== Extracted records ==
========
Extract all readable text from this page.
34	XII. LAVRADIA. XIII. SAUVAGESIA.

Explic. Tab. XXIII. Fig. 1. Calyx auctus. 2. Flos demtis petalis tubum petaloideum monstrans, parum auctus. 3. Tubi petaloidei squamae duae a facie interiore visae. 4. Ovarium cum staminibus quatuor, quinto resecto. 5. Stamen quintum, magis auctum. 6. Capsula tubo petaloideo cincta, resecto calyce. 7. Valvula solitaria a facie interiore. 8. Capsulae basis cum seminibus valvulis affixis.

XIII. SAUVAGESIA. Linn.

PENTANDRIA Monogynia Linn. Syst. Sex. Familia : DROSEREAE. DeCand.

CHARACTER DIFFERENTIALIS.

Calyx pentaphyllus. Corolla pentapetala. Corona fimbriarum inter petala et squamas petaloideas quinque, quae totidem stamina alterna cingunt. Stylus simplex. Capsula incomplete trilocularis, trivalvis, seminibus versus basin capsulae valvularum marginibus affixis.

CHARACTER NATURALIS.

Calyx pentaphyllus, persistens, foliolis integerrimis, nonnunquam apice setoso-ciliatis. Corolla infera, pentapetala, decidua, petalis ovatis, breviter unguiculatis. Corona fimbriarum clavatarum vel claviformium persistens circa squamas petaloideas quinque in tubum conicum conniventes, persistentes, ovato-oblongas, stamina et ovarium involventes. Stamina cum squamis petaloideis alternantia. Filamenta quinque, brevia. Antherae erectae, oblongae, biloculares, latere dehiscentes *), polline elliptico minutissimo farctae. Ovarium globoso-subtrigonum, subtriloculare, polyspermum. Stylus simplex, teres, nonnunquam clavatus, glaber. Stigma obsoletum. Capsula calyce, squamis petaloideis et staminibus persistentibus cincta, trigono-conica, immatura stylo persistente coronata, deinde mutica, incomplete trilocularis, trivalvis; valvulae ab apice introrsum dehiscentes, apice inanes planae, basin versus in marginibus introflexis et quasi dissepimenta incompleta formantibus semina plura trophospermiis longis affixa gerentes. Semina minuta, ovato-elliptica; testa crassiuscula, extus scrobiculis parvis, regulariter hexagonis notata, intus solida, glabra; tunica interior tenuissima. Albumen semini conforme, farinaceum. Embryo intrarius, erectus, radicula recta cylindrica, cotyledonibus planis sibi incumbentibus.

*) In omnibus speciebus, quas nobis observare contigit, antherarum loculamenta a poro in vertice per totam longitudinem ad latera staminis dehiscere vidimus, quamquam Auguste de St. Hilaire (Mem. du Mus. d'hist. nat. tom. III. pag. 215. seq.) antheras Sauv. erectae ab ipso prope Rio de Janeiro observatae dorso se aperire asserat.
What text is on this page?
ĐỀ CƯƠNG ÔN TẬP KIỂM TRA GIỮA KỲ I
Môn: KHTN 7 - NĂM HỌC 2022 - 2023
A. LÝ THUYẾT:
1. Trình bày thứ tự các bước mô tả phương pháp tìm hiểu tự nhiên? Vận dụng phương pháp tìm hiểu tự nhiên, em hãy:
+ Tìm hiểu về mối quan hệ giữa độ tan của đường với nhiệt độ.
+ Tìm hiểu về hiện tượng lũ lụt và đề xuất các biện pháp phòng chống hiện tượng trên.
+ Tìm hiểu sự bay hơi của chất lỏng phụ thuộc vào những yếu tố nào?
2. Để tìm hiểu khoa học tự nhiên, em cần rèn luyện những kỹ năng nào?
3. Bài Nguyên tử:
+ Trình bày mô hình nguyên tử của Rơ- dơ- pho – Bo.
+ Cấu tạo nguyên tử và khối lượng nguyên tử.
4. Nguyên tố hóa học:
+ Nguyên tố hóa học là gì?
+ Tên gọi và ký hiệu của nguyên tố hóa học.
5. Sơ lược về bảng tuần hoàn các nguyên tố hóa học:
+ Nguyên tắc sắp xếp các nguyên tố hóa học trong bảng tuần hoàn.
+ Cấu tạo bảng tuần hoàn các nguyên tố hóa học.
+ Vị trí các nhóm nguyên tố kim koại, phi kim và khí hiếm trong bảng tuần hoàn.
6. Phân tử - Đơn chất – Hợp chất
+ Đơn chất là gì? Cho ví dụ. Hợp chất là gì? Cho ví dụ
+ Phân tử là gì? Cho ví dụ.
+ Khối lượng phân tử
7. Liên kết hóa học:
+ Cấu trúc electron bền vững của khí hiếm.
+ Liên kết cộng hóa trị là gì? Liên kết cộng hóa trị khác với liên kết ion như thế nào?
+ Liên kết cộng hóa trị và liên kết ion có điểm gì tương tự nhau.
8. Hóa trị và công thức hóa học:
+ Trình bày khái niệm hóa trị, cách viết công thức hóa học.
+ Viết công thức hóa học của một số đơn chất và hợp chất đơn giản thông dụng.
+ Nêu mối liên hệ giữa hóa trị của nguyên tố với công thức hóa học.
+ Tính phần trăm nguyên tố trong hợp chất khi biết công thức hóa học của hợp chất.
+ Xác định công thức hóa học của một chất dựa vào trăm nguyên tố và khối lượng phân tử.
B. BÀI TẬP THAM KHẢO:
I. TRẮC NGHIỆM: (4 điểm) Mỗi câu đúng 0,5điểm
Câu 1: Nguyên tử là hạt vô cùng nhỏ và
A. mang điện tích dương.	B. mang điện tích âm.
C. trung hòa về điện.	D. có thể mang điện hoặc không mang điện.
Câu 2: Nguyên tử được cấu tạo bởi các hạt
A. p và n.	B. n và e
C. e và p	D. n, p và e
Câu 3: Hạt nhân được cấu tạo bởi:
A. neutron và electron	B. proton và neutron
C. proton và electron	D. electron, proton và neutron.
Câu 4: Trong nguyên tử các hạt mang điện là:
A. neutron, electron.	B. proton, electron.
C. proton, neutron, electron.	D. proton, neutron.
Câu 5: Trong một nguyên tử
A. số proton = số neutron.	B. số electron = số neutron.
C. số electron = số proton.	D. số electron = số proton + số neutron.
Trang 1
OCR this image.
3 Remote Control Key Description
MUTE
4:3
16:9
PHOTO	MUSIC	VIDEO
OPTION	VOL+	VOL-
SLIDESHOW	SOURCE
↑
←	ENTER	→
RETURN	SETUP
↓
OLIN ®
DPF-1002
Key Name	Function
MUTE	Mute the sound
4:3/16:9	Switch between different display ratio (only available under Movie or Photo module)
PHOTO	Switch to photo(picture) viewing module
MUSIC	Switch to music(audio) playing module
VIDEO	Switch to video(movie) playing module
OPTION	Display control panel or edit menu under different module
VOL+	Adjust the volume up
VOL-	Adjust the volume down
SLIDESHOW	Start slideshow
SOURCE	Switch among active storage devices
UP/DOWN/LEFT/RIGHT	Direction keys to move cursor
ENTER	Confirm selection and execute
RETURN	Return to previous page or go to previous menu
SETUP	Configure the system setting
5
========
== TASK OBJECTIVE ==
Across the records, how many lines contain "điện"? Only the number should be given.

== RIGHT ANSWER ==
3